WHAT YOU SHOULD DO:
Narrow the data below down to the lines containing "Beijing".

MATERIAL FOR THIS TASK:
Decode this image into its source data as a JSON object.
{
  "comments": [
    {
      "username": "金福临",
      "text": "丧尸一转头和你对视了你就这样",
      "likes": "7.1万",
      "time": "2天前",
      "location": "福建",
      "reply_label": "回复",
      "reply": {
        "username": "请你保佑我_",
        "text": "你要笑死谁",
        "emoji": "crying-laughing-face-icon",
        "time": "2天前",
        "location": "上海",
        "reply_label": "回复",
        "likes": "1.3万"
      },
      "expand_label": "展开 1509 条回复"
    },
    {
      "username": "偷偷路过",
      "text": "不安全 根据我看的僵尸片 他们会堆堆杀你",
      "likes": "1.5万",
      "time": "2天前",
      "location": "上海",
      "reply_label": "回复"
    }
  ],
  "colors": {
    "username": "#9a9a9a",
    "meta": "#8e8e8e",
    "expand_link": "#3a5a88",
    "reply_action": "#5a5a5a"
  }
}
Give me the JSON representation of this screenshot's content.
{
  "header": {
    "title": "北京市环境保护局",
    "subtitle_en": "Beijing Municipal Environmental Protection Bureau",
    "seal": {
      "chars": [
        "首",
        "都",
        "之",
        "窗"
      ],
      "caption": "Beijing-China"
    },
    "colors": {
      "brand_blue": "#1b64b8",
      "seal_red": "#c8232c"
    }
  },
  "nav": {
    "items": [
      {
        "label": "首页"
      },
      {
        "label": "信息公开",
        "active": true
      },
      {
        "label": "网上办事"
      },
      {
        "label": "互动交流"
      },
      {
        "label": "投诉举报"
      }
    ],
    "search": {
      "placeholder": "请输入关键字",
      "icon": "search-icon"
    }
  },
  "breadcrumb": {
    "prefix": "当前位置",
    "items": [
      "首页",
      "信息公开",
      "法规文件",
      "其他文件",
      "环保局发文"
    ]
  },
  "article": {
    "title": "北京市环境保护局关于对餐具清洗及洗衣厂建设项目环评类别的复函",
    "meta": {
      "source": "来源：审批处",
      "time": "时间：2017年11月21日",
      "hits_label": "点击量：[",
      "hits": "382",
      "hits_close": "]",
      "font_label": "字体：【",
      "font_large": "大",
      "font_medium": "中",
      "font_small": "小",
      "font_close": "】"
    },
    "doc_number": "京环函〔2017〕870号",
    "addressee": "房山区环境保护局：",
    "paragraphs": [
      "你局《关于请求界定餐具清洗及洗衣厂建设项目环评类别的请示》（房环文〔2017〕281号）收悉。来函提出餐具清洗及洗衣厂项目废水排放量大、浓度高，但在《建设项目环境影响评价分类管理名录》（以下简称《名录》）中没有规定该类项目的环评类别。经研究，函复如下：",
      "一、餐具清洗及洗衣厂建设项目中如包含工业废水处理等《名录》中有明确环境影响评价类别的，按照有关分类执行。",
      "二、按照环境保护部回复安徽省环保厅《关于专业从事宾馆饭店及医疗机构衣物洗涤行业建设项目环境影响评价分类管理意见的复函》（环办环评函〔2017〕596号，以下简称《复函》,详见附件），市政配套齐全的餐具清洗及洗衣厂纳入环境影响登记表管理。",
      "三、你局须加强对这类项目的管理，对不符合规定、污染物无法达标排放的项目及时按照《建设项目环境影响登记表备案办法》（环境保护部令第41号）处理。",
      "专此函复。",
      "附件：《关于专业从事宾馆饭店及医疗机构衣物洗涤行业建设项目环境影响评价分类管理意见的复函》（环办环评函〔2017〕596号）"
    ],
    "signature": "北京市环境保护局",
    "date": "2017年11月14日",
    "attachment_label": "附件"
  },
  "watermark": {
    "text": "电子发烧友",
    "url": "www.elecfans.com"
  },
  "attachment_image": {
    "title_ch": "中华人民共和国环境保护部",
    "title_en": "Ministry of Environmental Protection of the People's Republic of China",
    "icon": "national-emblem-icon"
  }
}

SOLUTION BELOW:
    "subtitle_en": "Beijing Municipal Environmental Protection Bureau",
      "caption": "Beijing-China"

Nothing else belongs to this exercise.